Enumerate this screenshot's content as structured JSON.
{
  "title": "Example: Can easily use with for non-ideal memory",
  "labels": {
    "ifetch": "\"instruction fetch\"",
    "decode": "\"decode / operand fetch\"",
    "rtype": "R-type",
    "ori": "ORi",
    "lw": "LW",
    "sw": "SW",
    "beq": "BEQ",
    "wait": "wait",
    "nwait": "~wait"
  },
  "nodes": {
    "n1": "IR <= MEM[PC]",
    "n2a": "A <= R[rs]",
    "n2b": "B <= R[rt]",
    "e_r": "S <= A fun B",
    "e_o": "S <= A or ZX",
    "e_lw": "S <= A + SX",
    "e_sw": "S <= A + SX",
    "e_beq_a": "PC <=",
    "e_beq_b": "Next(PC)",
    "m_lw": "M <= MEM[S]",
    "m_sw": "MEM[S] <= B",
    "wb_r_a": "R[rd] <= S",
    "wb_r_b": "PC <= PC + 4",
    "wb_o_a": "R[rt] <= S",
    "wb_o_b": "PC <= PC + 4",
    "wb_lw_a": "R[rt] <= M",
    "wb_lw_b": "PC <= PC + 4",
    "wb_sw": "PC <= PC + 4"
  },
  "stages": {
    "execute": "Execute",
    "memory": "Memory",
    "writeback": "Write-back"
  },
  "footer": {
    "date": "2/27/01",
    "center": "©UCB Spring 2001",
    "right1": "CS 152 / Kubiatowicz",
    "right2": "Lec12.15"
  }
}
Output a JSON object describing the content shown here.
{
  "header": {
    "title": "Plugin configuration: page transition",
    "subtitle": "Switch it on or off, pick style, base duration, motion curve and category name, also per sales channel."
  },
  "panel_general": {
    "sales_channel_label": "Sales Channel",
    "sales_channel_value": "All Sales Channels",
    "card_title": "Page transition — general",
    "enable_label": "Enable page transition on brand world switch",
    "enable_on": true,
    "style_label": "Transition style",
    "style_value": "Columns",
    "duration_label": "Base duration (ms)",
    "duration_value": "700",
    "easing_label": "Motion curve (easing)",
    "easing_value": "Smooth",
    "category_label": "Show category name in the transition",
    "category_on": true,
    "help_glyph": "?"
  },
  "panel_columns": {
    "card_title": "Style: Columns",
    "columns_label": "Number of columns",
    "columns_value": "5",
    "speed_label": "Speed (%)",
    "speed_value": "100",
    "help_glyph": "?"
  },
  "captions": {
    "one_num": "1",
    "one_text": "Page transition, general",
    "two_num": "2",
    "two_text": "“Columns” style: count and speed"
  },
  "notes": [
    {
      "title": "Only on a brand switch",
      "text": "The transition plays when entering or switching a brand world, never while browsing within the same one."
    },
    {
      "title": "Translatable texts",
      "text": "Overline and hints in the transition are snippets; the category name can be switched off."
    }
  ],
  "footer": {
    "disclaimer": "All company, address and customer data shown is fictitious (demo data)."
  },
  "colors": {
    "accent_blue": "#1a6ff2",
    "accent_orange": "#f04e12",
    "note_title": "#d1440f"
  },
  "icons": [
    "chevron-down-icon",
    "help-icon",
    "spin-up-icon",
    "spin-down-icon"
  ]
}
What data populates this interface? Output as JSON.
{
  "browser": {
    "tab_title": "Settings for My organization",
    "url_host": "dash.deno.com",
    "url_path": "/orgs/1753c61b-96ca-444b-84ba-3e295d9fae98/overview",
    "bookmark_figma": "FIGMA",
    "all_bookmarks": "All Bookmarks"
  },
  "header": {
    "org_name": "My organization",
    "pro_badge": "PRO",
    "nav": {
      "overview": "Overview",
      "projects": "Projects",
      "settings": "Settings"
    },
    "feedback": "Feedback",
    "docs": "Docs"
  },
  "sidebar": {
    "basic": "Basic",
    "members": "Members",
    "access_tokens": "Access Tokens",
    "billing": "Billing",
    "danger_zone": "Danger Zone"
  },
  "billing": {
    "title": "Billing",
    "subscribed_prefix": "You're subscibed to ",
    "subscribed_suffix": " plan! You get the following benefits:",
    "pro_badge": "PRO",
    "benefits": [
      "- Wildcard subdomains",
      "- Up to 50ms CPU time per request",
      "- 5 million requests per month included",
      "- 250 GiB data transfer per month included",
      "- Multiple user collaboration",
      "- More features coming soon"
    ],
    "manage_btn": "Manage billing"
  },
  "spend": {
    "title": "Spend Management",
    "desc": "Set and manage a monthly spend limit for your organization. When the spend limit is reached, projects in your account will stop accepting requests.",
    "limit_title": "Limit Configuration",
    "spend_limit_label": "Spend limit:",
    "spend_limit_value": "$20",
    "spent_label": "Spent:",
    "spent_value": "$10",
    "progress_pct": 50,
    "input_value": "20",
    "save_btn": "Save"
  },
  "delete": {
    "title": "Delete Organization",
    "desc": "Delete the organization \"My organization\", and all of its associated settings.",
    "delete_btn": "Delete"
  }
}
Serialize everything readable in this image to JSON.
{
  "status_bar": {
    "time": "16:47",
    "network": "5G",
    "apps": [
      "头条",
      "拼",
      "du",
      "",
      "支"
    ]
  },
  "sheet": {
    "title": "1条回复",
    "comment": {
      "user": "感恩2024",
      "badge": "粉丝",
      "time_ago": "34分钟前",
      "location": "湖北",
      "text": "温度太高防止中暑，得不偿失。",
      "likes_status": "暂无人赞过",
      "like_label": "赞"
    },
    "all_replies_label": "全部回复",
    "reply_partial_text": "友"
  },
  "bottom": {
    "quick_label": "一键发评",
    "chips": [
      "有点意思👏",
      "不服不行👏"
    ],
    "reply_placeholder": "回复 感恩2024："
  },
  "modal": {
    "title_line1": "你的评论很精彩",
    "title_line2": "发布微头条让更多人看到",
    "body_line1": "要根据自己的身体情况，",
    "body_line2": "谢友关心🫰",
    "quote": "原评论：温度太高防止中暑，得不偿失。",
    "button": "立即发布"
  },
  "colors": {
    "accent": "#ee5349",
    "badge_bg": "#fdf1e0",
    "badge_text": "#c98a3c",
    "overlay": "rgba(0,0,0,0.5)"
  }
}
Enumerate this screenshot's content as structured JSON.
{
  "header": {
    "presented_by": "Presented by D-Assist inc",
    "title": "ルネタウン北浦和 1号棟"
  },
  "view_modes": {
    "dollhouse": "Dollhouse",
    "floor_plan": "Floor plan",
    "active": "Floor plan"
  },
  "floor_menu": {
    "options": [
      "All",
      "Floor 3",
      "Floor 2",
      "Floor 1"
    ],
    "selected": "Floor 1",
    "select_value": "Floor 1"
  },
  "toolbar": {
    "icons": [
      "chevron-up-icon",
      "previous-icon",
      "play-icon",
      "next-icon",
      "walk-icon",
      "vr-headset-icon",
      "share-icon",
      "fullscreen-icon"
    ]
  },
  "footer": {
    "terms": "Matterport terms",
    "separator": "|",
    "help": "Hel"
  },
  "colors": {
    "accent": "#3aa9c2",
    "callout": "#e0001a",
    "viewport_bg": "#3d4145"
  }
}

● ● ●

WRITTEN PROBLEM:
Write out the records shown above, exactly as they appear.

EXPECTED ANSWER:
Enumerate this screenshot's content as structured JSON.
{
  "title": "Example: Can easily use with for non-ideal memory",
  "labels": {
    "ifetch": "\"instruction fetch\"",
    "decode": "\"decode / operand fetch\"",
    "rtype": "R-type",
    "ori": "ORi",
    "lw": "LW",
    "sw": "SW",
    "beq": "BEQ",
    "wait": "wait",
    "nwait": "~wait"
  },
  "nodes": {
    "n1": "IR <= MEM[PC]",
    "n2a": "A <= R[rs]",
    "n2b": "B <= R[rt]",
    "e_r": "S <= A fun B",
    "e_o": "S <= A or ZX",
    "e_lw": "S <= A + SX",
    "e_sw": "S <= A + SX",
    "e_beq_a": "PC <=",
    "e_beq_b": "Next(PC)",
    "m_lw": "M <= MEM[S]",
    "m_sw": "MEM[S] <= B",
    "wb_r_a": "R[rd] <= S",
    "wb_r_b": "PC <= PC + 4",
    "wb_o_a": "R[rt] <= S",
    "wb_o_b": "PC <= PC + 4",
    "wb_lw_a": "R[rt] <= M",
    "wb_lw_b": "PC <= PC + 4",
    "wb_sw": "PC <= PC + 4"
  },
  "stages": {
    "execute": "Execute",
    "memory": "Memory",
    "writeback": "Write-back"
  },
  "footer": {
    "date": "2/27/01",
    "center": "©UCB Spring 2001",
    "right1": "CS 152 / Kubiatowicz",
    "right2": "Lec12.15"
  }
}
Output a JSON object describing the content shown here.
{
  "header": {
    "title": "Plugin configuration: page transition",
    "subtitle": "Switch it on or off, pick style, base duration, motion curve and category name, also per sales channel."
  },
  "panel_general": {
    "sales_channel_label": "Sales Channel",
    "sales_channel_value": "All Sales Channels",
    "card_title": "Page transition — general",
    "enable_label": "Enable page transition on brand world switch",
    "enable_on": true,
    "style_label": "Transition style",
    "style_value": "Columns",
    "duration_label": "Base duration (ms)",
    "duration_value": "700",
    "easing_label": "Motion curve (easing)",
    "easing_value": "Smooth",
    "category_label": "Show category name in the transition",
    "category_on": true,
    "help_glyph": "?"
  },
  "panel_columns": {
    "card_title": "Style: Columns",
    "columns_label": "Number of columns",
    "columns_value": "5",
    "speed_label": "Speed (%)",
    "speed_value": "100",
    "help_glyph": "?"
  },
  "captions": {
    "one_num": "1",
    "one_text": "Page transition, general",
    "two_num": "2",
    "two_text": "“Columns” style: count and speed"
  },
  "notes": [
    {
      "title": "Only on a brand switch",
      "text": "The transition plays when entering or switching a brand world, never while browsing within the same one."
    },
    {
      "title": "Translatable texts",
      "text": "Overline and hints in the transition are snippets; the category name can be switched off."
    }
  ],
  "footer": {
    "disclaimer": "All company, address and customer data shown is fictitious (demo data)."
  },
  "colors": {
    "accent_blue": "#1a6ff2",
    "accent_orange": "#f04e12",
    "note_title": "#d1440f"
  },
  "icons": [
    "chevron-down-icon",
    "help-icon",
    "spin-up-icon",
    "spin-down-icon"
  ]
}
What data populates this interface? Output as JSON.
{
  "browser": {
    "tab_title": "Settings for My organization",
    "url_host": "dash.deno.com",
    "url_path": "/orgs/1753c61b-96ca-444b-84ba-3e295d9fae98/overview",
    "bookmark_figma": "FIGMA",
    "all_bookmarks": "All Bookmarks"
  },
  "header": {
    "org_name": "My organization",
    "pro_badge": "PRO",
    "nav": {
      "overview": "Overview",
      "projects": "Projects",
      "settings": "Settings"
    },
    "feedback": "Feedback",
    "docs": "Docs"
  },
  "sidebar": {
    "basic": "Basic",
    "members": "Members",
    "access_tokens": "Access Tokens",
    "billing": "Billing",
    "danger_zone": "Danger Zone"
  },
  "billing": {
    "title": "Billing",
    "subscribed_prefix": "You're subscibed to ",
    "subscribed_suffix": " plan! You get the following benefits:",
    "pro_badge": "PRO",
    "benefits": [
      "- Wildcard subdomains",
      "- Up to 50ms CPU time per request",
      "- 5 million requests per month included",
      "- 250 GiB data transfer per month included",
      "- Multiple user collaboration",
      "- More features coming soon"
    ],
    "manage_btn": "Manage billing"
  },
  "spend": {
    "title": "Spend Management",
    "desc": "Set and manage a monthly spend limit for your organization. When the spend limit is reached, projects in your account will stop accepting requests.",
    "limit_title": "Limit Configuration",
    "spend_limit_label": "Spend limit:",
    "spend_limit_value": "$20",
    "spent_label": "Spent:",
    "spent_value": "$10",
    "progress_pct": 50,
    "input_value": "20",
    "save_btn": "Save"
  },
  "delete": {
    "title": "Delete Organization",
    "desc": "Delete the organization \"My organization\", and all of its associated settings.",
    "delete_btn": "Delete"
  }
}
Serialize everything readable in this image to JSON.
{
  "status_bar": {
    "time": "16:47",
    "network": "5G",
    "apps": [
      "头条",
      "拼",
      "du",
      "",
      "支"
    ]
  },
  "sheet": {
    "title": "1条回复",
    "comment": {
      "user": "感恩2024",
      "badge": "粉丝",
      "time_ago": "34分钟前",
      "location": "湖北",
      "text": "温度太高防止中暑，得不偿失。",
      "likes_status": "暂无人赞过",
      "like_label": "赞"
    },
    "all_replies_label": "全部回复",
    "reply_partial_text": "友"
  },
  "bottom": {
    "quick_label": "一键发评",
    "chips": [
      "有点意思👏",
      "不服不行👏"
    ],
    "reply_placeholder": "回复 感恩2024："
  },
  "modal": {
    "title_line1": "你的评论很精彩",
    "title_line2": "发布微头条让更多人看到",
    "body_line1": "要根据自己的身体情况，",
    "body_line2": "谢友关心🫰",
    "quote": "原评论：温度太高防止中暑，得不偿失。",
    "button": "立即发布"
  },
  "colors": {
    "accent": "#ee5349",
    "badge_bg": "#fdf1e0",
    "badge_text": "#c98a3c",
    "overlay": "rgba(0,0,0,0.5)"
  }
}
Enumerate this screenshot's content as structured JSON.
{
  "header": {
    "presented_by": "Presented by D-Assist inc",
    "title": "ルネタウン北浦和 1号棟"
  },
  "view_modes": {
    "dollhouse": "Dollhouse",
    "floor_plan": "Floor plan",
    "active": "Floor plan"
  },
  "floor_menu": {
    "options": [
      "All",
      "Floor 3",
      "Floor 2",
      "Floor 1"
    ],
    "selected": "Floor 1",
    "select_value": "Floor 1"
  },
  "toolbar": {
    "icons": [
      "chevron-up-icon",
      "previous-icon",
      "play-icon",
      "next-icon",
      "walk-icon",
      "vr-headset-icon",
      "share-icon",
      "fullscreen-icon"
    ]
  },
  "footer": {
    "terms": "Matterport terms",
    "separator": "|",
    "help": "Hel"
  },
  "colors": {
    "accent": "#3aa9c2",
    "callout": "#e0001a",
    "viewport_bg": "#3d4145"
  }
}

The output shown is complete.